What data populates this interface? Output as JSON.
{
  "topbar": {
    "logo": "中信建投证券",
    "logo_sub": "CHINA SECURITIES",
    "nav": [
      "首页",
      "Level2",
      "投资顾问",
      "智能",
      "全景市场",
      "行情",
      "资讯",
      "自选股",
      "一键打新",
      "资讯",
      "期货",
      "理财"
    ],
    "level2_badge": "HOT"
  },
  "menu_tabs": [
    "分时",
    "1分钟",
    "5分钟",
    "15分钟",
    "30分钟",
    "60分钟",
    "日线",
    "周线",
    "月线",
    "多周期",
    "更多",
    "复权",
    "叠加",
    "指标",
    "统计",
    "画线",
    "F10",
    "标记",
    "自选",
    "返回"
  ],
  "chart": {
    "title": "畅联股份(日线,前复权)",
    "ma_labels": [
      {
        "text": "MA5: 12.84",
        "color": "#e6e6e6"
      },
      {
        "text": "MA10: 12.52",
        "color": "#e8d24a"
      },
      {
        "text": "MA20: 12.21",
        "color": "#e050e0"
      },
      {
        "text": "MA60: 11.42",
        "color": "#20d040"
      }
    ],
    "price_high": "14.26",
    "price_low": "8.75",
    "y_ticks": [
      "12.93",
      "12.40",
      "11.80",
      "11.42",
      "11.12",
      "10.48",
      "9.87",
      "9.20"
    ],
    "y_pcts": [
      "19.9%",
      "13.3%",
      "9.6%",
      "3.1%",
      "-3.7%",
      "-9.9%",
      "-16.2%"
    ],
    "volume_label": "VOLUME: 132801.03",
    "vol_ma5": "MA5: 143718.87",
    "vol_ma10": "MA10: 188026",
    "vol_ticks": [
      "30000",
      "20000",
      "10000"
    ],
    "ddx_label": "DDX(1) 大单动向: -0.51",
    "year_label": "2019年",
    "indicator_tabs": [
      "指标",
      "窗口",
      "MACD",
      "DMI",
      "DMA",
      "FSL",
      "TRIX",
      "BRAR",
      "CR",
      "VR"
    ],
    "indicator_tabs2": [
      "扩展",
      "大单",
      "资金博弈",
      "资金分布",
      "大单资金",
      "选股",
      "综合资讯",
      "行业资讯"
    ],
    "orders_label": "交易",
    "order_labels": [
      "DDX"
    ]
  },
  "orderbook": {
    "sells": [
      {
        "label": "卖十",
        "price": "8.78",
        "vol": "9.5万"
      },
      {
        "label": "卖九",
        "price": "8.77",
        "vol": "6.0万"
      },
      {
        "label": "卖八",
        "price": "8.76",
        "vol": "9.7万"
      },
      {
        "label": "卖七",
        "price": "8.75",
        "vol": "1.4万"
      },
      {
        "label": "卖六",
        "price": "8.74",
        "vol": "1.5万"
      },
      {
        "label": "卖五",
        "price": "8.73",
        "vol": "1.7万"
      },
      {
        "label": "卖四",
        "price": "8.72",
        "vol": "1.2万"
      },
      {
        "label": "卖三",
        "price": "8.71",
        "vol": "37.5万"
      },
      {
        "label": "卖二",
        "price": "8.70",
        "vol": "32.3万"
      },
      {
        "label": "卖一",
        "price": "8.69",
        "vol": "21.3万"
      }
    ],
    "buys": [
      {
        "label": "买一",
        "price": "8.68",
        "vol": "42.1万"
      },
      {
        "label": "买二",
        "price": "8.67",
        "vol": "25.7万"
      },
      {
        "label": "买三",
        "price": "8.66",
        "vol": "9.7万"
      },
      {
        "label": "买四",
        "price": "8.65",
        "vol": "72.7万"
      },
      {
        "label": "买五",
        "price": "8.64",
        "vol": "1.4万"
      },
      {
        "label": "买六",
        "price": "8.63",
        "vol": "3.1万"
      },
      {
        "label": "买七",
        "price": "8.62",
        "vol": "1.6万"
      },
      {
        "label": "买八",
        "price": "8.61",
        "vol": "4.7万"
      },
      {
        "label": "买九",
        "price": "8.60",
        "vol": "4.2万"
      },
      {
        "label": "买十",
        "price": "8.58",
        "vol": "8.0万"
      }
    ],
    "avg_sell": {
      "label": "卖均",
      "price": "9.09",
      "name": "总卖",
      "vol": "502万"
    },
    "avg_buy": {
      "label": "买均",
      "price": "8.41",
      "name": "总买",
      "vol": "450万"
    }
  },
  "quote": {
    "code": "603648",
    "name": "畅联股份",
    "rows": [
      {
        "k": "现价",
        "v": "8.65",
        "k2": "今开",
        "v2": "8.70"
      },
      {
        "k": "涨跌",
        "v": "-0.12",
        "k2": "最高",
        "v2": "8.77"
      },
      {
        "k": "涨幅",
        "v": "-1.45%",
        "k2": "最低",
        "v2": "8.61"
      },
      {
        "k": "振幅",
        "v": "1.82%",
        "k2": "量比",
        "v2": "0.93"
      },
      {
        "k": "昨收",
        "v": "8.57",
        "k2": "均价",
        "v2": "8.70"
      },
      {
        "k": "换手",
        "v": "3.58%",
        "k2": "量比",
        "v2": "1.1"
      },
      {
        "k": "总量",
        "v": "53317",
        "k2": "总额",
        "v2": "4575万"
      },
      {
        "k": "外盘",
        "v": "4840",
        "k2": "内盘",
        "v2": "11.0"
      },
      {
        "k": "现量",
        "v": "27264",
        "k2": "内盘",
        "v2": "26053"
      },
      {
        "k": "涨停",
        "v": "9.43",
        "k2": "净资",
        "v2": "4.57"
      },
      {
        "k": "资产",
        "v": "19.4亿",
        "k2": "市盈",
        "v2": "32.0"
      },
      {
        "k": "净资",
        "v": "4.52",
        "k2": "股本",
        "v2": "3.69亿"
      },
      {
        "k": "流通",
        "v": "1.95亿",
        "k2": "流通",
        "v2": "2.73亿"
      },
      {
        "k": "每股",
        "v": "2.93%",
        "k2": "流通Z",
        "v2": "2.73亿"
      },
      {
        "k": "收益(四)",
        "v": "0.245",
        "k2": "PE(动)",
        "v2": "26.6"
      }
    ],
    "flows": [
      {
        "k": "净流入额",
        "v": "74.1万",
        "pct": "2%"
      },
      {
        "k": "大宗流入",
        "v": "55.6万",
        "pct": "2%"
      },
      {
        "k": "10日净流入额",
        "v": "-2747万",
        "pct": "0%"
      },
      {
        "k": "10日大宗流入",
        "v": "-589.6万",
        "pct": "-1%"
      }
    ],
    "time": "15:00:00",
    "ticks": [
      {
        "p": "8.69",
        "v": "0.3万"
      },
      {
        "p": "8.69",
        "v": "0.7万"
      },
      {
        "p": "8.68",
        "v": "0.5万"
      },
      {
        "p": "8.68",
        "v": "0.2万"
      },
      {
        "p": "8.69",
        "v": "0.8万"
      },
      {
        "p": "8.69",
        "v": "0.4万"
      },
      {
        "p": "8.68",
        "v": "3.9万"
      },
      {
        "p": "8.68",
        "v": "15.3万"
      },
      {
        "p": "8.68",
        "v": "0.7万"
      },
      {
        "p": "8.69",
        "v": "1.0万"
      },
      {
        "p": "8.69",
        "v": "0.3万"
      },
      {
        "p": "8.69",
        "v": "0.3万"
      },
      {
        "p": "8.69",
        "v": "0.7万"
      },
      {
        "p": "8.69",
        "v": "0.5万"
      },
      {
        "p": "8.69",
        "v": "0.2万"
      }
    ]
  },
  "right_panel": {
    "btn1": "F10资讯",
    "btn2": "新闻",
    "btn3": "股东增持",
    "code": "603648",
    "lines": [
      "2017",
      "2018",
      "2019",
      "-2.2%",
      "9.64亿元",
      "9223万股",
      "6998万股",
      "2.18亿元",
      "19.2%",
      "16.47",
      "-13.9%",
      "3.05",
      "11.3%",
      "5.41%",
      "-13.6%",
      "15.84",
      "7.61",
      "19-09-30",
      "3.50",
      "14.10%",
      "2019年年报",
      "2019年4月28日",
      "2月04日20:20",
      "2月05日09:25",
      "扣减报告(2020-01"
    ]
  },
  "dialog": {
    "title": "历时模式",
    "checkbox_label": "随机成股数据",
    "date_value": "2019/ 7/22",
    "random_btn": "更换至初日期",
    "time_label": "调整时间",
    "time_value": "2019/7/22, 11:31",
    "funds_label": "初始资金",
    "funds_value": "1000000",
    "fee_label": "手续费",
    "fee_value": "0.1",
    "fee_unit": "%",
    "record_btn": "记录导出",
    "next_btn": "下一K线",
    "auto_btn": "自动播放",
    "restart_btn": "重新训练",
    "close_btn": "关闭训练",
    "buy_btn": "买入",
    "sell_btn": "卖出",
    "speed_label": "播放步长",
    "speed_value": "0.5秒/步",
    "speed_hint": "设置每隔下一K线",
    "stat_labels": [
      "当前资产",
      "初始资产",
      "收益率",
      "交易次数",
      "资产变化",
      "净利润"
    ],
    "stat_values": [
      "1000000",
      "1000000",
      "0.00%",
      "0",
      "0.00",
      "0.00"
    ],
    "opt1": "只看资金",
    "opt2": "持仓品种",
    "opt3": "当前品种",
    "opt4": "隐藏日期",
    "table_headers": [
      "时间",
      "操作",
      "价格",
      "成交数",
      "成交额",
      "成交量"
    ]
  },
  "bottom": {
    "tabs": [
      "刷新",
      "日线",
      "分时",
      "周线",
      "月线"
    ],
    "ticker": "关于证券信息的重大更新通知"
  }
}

Goal: Scan the data above and copy every line with "color" in it.

Exercise result:
        "color": "#e6e6e6"
        "color": "#e8d24a"
        "color": "#e050e0"
        "color": "#20d040"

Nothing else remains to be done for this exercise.